→ **Set exercise**
Write out all of the lines below, exactly and completely.

·····

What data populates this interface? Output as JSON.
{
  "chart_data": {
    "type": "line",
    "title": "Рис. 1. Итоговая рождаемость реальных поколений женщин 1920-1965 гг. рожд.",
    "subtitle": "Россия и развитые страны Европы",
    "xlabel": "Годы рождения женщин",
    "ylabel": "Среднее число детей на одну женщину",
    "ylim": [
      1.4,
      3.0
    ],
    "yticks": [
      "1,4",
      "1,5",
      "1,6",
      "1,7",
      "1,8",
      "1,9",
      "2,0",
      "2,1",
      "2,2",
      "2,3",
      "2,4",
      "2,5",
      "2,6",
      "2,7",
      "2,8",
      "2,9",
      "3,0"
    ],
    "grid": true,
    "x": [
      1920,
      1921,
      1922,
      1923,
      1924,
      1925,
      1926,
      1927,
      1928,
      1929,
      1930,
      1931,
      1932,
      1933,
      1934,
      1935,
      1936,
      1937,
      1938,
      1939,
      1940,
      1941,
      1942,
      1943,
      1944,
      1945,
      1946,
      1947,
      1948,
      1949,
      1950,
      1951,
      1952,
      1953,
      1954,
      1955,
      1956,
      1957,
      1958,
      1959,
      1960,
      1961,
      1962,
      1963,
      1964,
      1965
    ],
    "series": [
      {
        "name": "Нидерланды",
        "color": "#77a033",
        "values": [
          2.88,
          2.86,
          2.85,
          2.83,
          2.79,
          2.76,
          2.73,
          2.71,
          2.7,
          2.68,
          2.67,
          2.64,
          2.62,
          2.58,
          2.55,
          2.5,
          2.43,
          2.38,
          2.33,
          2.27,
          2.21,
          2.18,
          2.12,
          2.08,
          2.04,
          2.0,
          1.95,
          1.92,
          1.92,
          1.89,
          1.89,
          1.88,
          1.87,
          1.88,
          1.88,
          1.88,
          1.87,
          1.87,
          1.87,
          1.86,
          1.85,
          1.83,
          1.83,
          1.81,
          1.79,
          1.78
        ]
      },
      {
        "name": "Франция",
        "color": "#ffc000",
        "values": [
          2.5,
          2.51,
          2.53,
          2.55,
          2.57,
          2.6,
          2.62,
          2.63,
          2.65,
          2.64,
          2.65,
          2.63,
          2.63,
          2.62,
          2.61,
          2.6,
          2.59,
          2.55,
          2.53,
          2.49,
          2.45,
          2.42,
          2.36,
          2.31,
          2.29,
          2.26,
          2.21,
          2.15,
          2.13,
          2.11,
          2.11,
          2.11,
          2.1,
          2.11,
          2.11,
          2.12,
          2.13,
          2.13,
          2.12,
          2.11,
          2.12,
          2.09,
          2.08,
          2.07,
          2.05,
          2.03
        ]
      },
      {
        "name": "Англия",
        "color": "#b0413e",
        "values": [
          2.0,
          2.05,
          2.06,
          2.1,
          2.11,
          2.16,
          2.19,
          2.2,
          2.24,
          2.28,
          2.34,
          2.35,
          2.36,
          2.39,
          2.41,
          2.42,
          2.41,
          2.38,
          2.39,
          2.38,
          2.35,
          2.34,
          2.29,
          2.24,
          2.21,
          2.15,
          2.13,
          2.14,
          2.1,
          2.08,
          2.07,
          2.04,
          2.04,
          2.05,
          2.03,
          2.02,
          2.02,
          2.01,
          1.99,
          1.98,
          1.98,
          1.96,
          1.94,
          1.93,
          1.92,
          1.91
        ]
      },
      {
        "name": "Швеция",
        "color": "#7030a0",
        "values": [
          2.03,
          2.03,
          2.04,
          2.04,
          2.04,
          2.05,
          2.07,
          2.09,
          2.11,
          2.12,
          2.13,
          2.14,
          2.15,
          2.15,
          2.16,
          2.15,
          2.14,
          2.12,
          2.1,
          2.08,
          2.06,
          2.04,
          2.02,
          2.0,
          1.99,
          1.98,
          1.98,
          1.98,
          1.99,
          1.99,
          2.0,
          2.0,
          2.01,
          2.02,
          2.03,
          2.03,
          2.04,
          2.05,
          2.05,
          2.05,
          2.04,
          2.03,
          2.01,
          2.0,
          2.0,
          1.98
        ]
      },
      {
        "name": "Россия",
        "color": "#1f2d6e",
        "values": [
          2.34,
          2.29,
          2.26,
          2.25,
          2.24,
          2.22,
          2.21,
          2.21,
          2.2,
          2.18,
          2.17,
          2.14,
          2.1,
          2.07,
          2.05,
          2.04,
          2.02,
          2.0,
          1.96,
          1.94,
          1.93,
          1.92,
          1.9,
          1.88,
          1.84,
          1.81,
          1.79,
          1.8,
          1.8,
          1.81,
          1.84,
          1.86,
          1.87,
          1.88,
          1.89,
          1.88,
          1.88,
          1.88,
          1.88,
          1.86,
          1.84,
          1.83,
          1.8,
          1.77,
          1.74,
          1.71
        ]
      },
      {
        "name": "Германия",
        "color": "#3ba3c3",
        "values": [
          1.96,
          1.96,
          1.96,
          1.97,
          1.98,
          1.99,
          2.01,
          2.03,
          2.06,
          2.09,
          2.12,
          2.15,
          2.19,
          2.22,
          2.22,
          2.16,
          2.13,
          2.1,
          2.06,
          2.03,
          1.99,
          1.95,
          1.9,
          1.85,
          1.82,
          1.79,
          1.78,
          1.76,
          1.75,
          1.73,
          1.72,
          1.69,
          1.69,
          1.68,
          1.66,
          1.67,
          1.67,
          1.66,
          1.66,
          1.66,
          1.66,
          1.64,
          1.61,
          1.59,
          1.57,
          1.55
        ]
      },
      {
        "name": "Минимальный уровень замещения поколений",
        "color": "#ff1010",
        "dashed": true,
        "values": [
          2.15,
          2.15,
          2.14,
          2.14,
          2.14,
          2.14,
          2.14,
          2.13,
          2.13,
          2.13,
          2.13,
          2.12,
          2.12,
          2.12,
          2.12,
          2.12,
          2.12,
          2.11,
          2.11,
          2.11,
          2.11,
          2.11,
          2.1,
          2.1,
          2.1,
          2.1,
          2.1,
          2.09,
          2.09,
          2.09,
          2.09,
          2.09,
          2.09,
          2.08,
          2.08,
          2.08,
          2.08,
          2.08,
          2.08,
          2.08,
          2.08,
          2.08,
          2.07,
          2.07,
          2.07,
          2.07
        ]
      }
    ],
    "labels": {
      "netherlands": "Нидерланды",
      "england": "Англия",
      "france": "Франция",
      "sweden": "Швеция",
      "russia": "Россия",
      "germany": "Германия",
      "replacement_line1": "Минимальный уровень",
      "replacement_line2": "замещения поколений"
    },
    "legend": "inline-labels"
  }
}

·····

→ **Solution for this problem**
What data populates this interface? Output as JSON.
{
  "chart_data": {
    "type": "line",
    "title": "Рис. 1. Итоговая рождаемость реальных поколений женщин 1920-1965 гг. рожд.",
    "subtitle": "Россия и развитые страны Европы",
    "xlabel": "Годы рождения женщин",
    "ylabel": "Среднее число детей на одну женщину",
    "ylim": [
      1.4,
      3.0
    ],
    "yticks": [
      "1,4",
      "1,5",
      "1,6",
      "1,7",
      "1,8",
      "1,9",
      "2,0",
      "2,1",
      "2,2",
      "2,3",
      "2,4",
      "2,5",
      "2,6",
      "2,7",
      "2,8",
      "2,9",
      "3,0"
    ],
    "grid": true,
    "x": [
      1920,
      1921,
      1922,
      1923,
      1924,
      1925,
      1926,
      1927,
      1928,
      1929,
      1930,
      1931,
      1932,
      1933,
      1934,
      1935,
      1936,
      1937,
      1938,
      1939,
      1940,
      1941,
      1942,
      1943,
      1944,
      1945,
      1946,
      1947,
      1948,
      1949,
      1950,
      1951,
      1952,
      1953,
      1954,
      1955,
      1956,
      1957,
      1958,
      1959,
      1960,
      1961,
      1962,
      1963,
      1964,
      1965
    ],
    "series": [
      {
        "name": "Нидерланды",
        "color": "#77a033",
        "values": [
          2.88,
          2.86,
          2.85,
          2.83,
          2.79,
          2.76,
          2.73,
          2.71,
          2.7,
          2.68,
          2.67,
          2.64,
          2.62,
          2.58,
          2.55,
          2.5,
          2.43,
          2.38,
          2.33,
          2.27,
          2.21,
          2.18,
          2.12,
          2.08,
          2.04,
          2.0,
          1.95,
          1.92,
          1.92,
          1.89,
          1.89,
          1.88,
          1.87,
          1.88,
          1.88,
          1.88,
          1.87,
          1.87,
          1.87,
          1.86,
          1.85,
          1.83,
          1.83,
          1.81,
          1.79,
          1.78
        ]
      },
      {
        "name": "Франция",
        "color": "#ffc000",
        "values": [
          2.5,
          2.51,
          2.53,
          2.55,
          2.57,
          2.6,
          2.62,
          2.63,
          2.65,
          2.64,
          2.65,
          2.63,
          2.63,
          2.62,
          2.61,
          2.6,
          2.59,
          2.55,
          2.53,
          2.49,
          2.45,
          2.42,
          2.36,
          2.31,
          2.29,
          2.26,
          2.21,
          2.15,
          2.13,
          2.11,
          2.11,
          2.11,
          2.1,
          2.11,
          2.11,
          2.12,
          2.13,
          2.13,
          2.12,
          2.11,
          2.12,
          2.09,
          2.08,
          2.07,
          2.05,
          2.03
        ]
      },
      {
        "name": "Англия",
        "color": "#b0413e",
        "values": [
          2.0,
          2.05,
          2.06,
          2.1,
          2.11,
          2.16,
          2.19,
          2.2,
          2.24,
          2.28,
          2.34,
          2.35,
          2.36,
          2.39,
          2.41,
          2.42,
          2.41,
          2.38,
          2.39,
          2.38,
          2.35,
          2.34,
          2.29,
          2.24,
          2.21,
          2.15,
          2.13,
          2.14,
          2.1,
          2.08,
          2.07,
          2.04,
          2.04,
          2.05,
          2.03,
          2.02,
          2.02,
          2.01,
          1.99,
          1.98,
          1.98,
          1.96,
          1.94,
          1.93,
          1.92,
          1.91
        ]
      },
      {
        "name": "Швеция",
        "color": "#7030a0",
        "values": [
          2.03,
          2.03,
          2.04,
          2.04,
          2.04,
          2.05,
          2.07,
          2.09,
          2.11,
          2.12,
          2.13,
          2.14,
          2.15,
          2.15,
          2.16,
          2.15,
          2.14,
          2.12,
          2.1,
          2.08,
          2.06,
          2.04,
          2.02,
          2.0,
          1.99,
          1.98,
          1.98,
          1.98,
          1.99,
          1.99,
          2.0,
          2.0,
          2.01,
          2.02,
          2.03,
          2.03,
          2.04,
          2.05,
          2.05,
          2.05,
          2.04,
          2.03,
          2.01,
          2.0,
          2.0,
          1.98
        ]
      },
      {
        "name": "Россия",
        "color": "#1f2d6e",
        "values": [
          2.34,
          2.29,
          2.26,
          2.25,
          2.24,
          2.22,
          2.21,
          2.21,
          2.2,
          2.18,
          2.17,
          2.14,
          2.1,
          2.07,
          2.05,
          2.04,
          2.02,
          2.0,
          1.96,
          1.94,
          1.93,
          1.92,
          1.9,
          1.88,
          1.84,
          1.81,
          1.79,
          1.8,
          1.8,
          1.81,
          1.84,
          1.86,
          1.87,
          1.88,
          1.89,
          1.88,
          1.88,
          1.88,
          1.88,
          1.86,
          1.84,
          1.83,
          1.8,
          1.77,
          1.74,
          1.71
        ]
      },
      {
        "name": "Германия",
        "color": "#3ba3c3",
        "values": [
          1.96,
          1.96,
          1.96,
          1.97,
          1.98,
          1.99,
          2.01,
          2.03,
          2.06,
          2.09,
          2.12,
          2.15,
          2.19,
          2.22,
          2.22,
          2.16,
          2.13,
          2.1,
          2.06,
          2.03,
          1.99,
          1.95,
          1.9,
          1.85,
          1.82,
          1.79,
          1.78,
          1.76,
          1.75,
          1.73,
          1.72,
          1.69,
          1.69,
          1.68,
          1.66,
          1.67,
          1.67,
          1.66,
          1.66,
          1.66,
          1.66,
          1.64,
          1.61,
          1.59,
          1.57,
          1.55
        ]
      },
      {
        "name": "Минимальный уровень замещения поколений",
        "color": "#ff1010",
        "dashed": true,
        "values": [
          2.15,
          2.15,
          2.14,
          2.14,
          2.14,
          2.14,
          2.14,
          2.13,
          2.13,
          2.13,
          2.13,
          2.12,
          2.12,
          2.12,
          2.12,
          2.12,
          2.12,
          2.11,
          2.11,
          2.11,
          2.11,
          2.11,
          2.1,
          2.1,
          2.1,
          2.1,
          2.1,
          2.09,
          2.09,
          2.09,
          2.09,
          2.09,
          2.09,
          2.08,
          2.08,
          2.08,
          2.08,
          2.08,
          2.08,
          2.08,
          2.08,
          2.08,
          2.07,
          2.07,
          2.07,
          2.07
        ]
      }
    ],
    "labels": {
      "netherlands": "Нидерланды",
      "england": "Англия",
      "france": "Франция",
      "sweden": "Швеция",
      "russia": "Россия",
      "germany": "Германия",
      "replacement_line1": "Минимальный уровень",
      "replacement_line2": "замещения поколений"
    },
    "legend": "inline-labels"
  }
}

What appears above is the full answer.